▸ To do: The listing must be reproduced in full, exactly as it stands.

Stored data

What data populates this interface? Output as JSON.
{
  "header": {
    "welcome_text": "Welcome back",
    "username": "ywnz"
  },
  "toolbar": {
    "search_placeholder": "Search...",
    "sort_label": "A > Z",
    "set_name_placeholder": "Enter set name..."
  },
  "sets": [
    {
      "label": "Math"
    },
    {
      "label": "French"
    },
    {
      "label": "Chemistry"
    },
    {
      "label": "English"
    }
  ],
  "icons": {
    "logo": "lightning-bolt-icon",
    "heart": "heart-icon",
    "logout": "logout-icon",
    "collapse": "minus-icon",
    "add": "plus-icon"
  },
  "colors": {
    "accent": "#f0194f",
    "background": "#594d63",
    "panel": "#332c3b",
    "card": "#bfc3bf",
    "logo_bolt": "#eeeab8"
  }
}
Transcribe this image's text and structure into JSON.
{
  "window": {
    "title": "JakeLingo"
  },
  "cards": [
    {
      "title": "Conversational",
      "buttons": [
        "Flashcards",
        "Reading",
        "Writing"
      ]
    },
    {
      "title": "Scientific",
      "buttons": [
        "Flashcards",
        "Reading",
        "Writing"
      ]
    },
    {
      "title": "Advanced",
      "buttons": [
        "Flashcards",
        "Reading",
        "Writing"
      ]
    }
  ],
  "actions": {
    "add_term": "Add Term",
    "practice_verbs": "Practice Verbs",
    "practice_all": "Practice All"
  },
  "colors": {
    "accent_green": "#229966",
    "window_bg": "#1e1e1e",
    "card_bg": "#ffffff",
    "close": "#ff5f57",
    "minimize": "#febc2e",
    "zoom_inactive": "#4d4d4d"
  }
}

▸ Solution for this exercise:
What data populates this interface? Output as JSON.
{
  "header": {
    "welcome_text": "Welcome back",
    "username": "ywnz"
  },
  "toolbar": {
    "search_placeholder": "Search...",
    "sort_label": "A > Z",
    "set_name_placeholder": "Enter set name..."
  },
  "sets": [
    {
      "label": "Math"
    },
    {
      "label": "French"
    },
    {
      "label": "Chemistry"
    },
    {
      "label": "English"
    }
  ],
  "icons": {
    "logo": "lightning-bolt-icon",
    "heart": "heart-icon",
    "logout": "logout-icon",
    "collapse": "minus-icon",
    "add": "plus-icon"
  },
  "colors": {
    "accent": "#f0194f",
    "background": "#594d63",
    "panel": "#332c3b",
    "card": "#bfc3bf",
    "logo_bolt": "#eeeab8"
  }
}
Transcribe this image's text and structure into JSON.
{
  "window": {
    "title": "JakeLingo"
  },
  "cards": [
    {
      "title": "Conversational",
      "buttons": [
        "Flashcards",
        "Reading",
        "Writing"
      ]
    },
    {
      "title": "Scientific",
      "buttons": [
        "Flashcards",
        "Reading",
        "Writing"
      ]
    },
    {
      "title": "Advanced",
      "buttons": [
        "Flashcards",
        "Reading",
        "Writing"
      ]
    }
  ],
  "actions": {
    "add_term": "Add Term",
    "practice_verbs": "Practice Verbs",
    "practice_all": "Practice All"
  },
  "colors": {
    "accent_green": "#229966",
    "window_bg": "#1e1e1e",
    "card_bg": "#ffffff",
    "close": "#ff5f57",
    "minimize": "#febc2e",
    "zoom_inactive": "#4d4d4d"
  }
}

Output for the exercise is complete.